> TUJUAN TUGAS
A: Tolong ringkas teks tentang laporan terhadap Bima dalam dua kalimat.
B: Teruskan teks tentang laporan terhadap Bima dari bagian sesudah kalimat terakhirnya.

> ARTIKEL
•••

Pengacara Ginda Ansori Wayka adalah orang yang melaporkan Bima mengaku hanya melaporkan ada kalimat provinsi dajjal saja, sedangkan kalimat yang lainnya sejalan dengan sikapnya. Ia meminta Bima berhenti membuat guncang Lampung (lampung.tribunnews.com 17/04/2023).
Namun, hal tersebut malah direspon sebaliknya oleh netizen, khusus nya mereka yang juga tinggal di Lampung. Mereka merasa bahwa kritikan Bima benar adanya, dan harusnya bisa menjadi refleksi pemerintah bukannya malah mangkir dari kritik tersebut dan melaporkan Sang pengkitik.
Apakah penguasa di negeri ini anti kritik? Kabid Humas Polda Lampung, Kombes Pol Zahwani Pandra Arsyad mengatakan, laporan tersebut telah diterima pihak kepolisian dan saat ini masih harus dipelajari guna dapat diselidiki terkait persangkaan dugaan pelanggaran tindak pidana dimaksud.
Karena berdasarkan KUHAP kepolisian tidak boleh menolak laporan masyarakat. Sebab, semua warga negara memiliki posisi yang sama di mata hukum (merdeka.com 17/04/2023). Namun, dari laporan yang terjadi, Bima mendapatkan dukungan dari beberapa pihak, setelah Ia menyampaikan bahwa keluarga nya di Indonesia mendapat intimidasi dan ancaman dari pihak-pihak tertentu akibat ‘ulahnya’ mengkritik pemerintah.
Salah satunya adalah pengacara kondang Hotman Paris, Ia mengatakan agar Bima men-DM-nya saja jika ada masalah yang terjadi. Orang tua Bima pun khawatir atas apa yang terjadi dan tidak mengizinkan Bima untuk mudik ke Indonesia.
Setelah insiden ini, Bima diketahui justru memperoleh visa perlindungan dari Australia (Subclass 866)—visa yang diberikan pihak Australia, salah satunya karena alasan pemohon mengalami persekusi di negara asal (bbc.com 13/04/2023).

•••

Entri elemen beranotasi

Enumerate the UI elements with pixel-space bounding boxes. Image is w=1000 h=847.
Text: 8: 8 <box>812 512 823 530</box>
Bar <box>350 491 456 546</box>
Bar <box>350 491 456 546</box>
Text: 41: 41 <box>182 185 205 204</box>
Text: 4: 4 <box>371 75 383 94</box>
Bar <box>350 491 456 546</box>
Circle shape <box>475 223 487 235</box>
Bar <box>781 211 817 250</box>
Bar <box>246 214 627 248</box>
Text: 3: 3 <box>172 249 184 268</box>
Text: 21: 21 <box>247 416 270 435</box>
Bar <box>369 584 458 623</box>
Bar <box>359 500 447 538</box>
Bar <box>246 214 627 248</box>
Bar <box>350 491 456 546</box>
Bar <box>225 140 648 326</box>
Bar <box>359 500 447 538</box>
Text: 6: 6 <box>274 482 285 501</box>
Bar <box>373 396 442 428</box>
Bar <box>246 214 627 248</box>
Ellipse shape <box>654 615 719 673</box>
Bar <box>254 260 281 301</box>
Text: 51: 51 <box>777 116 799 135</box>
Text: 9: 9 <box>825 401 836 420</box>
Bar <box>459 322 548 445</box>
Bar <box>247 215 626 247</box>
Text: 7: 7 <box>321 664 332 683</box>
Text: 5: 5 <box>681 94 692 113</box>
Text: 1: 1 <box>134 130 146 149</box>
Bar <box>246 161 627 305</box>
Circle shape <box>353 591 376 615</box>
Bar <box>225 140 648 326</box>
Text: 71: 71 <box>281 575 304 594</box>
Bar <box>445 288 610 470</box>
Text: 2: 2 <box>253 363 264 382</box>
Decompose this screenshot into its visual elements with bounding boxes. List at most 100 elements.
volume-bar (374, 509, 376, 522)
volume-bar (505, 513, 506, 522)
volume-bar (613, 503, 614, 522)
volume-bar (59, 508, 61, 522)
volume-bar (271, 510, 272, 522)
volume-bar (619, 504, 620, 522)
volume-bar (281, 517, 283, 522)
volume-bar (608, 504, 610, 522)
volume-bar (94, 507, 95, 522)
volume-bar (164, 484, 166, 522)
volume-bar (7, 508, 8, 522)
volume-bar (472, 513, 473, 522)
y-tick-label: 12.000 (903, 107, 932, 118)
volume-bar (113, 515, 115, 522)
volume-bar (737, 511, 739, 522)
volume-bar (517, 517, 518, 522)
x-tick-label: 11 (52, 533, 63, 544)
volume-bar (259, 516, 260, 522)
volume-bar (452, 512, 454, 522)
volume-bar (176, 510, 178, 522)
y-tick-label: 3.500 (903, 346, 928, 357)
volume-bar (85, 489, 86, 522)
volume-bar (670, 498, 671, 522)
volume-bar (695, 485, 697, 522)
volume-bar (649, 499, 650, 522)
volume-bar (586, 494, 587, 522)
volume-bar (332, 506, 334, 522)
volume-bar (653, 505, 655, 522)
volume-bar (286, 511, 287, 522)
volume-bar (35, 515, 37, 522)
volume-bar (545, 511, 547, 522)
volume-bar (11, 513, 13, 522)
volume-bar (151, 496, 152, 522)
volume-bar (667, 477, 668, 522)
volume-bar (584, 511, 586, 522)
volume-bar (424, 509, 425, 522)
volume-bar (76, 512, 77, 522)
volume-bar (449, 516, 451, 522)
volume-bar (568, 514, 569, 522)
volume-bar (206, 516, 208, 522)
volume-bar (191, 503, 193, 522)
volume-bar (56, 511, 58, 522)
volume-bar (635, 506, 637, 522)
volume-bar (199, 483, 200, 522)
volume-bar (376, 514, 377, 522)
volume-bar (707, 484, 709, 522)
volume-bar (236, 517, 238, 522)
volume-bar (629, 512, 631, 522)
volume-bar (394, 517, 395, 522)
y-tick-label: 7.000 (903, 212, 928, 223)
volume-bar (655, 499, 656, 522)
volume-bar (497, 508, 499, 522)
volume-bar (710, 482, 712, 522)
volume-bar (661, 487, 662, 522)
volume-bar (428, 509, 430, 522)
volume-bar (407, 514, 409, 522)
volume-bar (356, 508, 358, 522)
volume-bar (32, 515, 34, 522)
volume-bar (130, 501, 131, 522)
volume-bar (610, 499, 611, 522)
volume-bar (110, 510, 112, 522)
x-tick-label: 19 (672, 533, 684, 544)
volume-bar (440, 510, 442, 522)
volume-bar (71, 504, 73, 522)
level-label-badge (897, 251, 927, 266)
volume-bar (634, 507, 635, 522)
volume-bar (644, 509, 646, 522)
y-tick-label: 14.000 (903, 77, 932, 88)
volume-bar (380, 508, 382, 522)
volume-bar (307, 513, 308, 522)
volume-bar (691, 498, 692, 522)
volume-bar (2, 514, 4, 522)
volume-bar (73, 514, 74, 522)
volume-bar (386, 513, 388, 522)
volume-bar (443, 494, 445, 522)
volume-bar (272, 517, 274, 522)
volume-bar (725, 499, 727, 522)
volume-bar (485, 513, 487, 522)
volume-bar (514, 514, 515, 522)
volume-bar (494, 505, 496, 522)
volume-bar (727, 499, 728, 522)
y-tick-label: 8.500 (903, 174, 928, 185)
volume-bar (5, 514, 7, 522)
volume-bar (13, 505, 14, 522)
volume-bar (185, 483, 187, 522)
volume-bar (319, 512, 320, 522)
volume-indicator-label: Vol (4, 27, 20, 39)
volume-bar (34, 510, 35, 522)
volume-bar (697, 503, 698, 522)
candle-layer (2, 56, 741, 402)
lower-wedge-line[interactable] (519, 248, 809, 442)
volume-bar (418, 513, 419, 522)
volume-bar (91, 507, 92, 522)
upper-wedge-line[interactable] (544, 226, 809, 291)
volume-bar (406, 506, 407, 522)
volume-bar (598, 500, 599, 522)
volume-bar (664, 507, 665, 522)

•••

> JAWABAN AKHIR
A: Pengacara Ginda Ansori Wayka melaporkan Bima karena kalimat "provinsi dajjal", dan Polda Lampung menyatakan laporan itu telah diterima dan masih dipelajari. Banyak warganet, khususnya yang tinggal di Lampung, justru membenarkan kritik Bima, ia mendapat dukungan antara lain dari Hotman Paris, lalu ia memperoleh visa perlindungan Subclass 866 dari Australia.

B:
Dari fakta yang telah disampaikan, membuktikan bahwa system demokrasi tidak sepenuhnya memberikan kebebasan berpendapat pada rakyatnya. Semu tergantung kebutuhan dan keinginan penguasa yang menjalankan aturan di system ini.
Belum lagi pembuatan undang-undang yang kadang tidak berdasarkan kebutuhan rakyat. Contoh saja UU ITE, yang belakangan menjadi perbincangan masyarakat, karena UU ini terkesan membungkam masyarakat dan menghalangi rakyat dalam mengkritik pemerintahan.
Salah satunya adalah pasal 27 ayat 3 “Setiap orang dengan sengaja dan tanpa hak mendistribusikan dan/atau mentransmisikan dan/atau membuat dapat diaksesnya Informasi Elektronik dan/atau Dokumen Elektronik yang memiliki muatan penghinaan dan/atau pencemaran nama baik.”
Semenjak adanya UU tersebut semakin banyak rakyat yang ditangkap karena dalih pencemaran nama baik terhadap tokoh negara yang tidak terima kinerjanya di kritik oleh rakyat yang memilihnya. Akibat pasal karet yang tercantum dalam UU tersebut, banyak rakyat yang menjadi korban. Padahal rakyat punya hak menagih janji-janji yang diberikan oleh para penguasa ketika mereka butuh suara saat pemilihan umum.
Fenomena yang biasa terjadi di system demokrasi, para penguasa akan tun ke jalan, blusukan, meminta sura dan perhatian rakyat ketika pemilihan berlangsung. Mengumbar janji-janji manis pasti terjadi, namun setelah terpilih apa yang terjadi?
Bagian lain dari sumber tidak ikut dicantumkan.